MATERIAL FOR THIS EXERCISE =
begin
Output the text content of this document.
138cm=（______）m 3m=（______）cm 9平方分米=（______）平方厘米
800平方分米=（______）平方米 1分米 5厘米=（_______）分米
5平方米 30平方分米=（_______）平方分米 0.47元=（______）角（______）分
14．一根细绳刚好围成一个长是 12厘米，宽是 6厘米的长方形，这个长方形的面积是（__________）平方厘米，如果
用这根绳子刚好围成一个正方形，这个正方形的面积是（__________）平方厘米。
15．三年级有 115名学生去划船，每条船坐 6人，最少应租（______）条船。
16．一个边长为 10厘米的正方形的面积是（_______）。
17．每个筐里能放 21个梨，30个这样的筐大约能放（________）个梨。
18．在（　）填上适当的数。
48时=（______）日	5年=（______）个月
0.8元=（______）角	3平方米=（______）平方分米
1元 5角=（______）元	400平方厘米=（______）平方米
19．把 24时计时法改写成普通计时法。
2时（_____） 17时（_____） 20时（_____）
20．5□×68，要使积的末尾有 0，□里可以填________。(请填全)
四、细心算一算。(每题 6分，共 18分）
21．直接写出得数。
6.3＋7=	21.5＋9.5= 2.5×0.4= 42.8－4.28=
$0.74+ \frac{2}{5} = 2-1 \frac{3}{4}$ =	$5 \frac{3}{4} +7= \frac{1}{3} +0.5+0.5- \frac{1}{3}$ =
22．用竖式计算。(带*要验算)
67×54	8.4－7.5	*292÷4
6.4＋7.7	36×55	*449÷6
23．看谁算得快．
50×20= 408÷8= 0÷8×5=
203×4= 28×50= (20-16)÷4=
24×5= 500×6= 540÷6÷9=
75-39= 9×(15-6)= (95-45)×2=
end
PROBLEM REQUIREMENTS = Every record should be repeated exactly; please leave none out.

THE SOLUTION =
Output the text content of this document.
138cm=（______）m 3m=（______）cm 9平方分米=（______）平方厘米
800平方分米=（______）平方米 1分米 5厘米=（_______）分米
5平方米 30平方分米=（_______）平方分米 0.47元=（______）角（______）分
14．一根细绳刚好围成一个长是 12厘米，宽是 6厘米的长方形，这个长方形的面积是（__________）平方厘米，如果
用这根绳子刚好围成一个正方形，这个正方形的面积是（__________）平方厘米。
15．三年级有 115名学生去划船，每条船坐 6人，最少应租（______）条船。
16．一个边长为 10厘米的正方形的面积是（_______）。
17．每个筐里能放 21个梨，30个这样的筐大约能放（________）个梨。
18．在（　）填上适当的数。
48时=（______）日	5年=（______）个月
0.8元=（______）角	3平方米=（______）平方分米
1元 5角=（______）元	400平方厘米=（______）平方米
19．把 24时计时法改写成普通计时法。
2时（_____） 17时（_____） 20时（_____）
20．5□×68，要使积的末尾有 0，□里可以填________。(请填全)
四、细心算一算。(每题 6分，共 18分）
21．直接写出得数。
6.3＋7=	21.5＋9.5= 2.5×0.4= 42.8－4.28=
$0.74+ \frac{2}{5} = 2-1 \frac{3}{4}$ =	$5 \frac{3}{4} +7= \frac{1}{3} +0.5+0.5- \frac{1}{3}$ =
22．用竖式计算。(带*要验算)
67×54	8.4－7.5	*292÷4
6.4＋7.7	36×55	*449÷6
23．看谁算得快．
50×20= 408÷8= 0÷8×5=
203×4= 28×50= (20-16)÷4=
24×5= 500×6= 540÷6÷9=
75-39= 9×(15-6)= (95-45)×2=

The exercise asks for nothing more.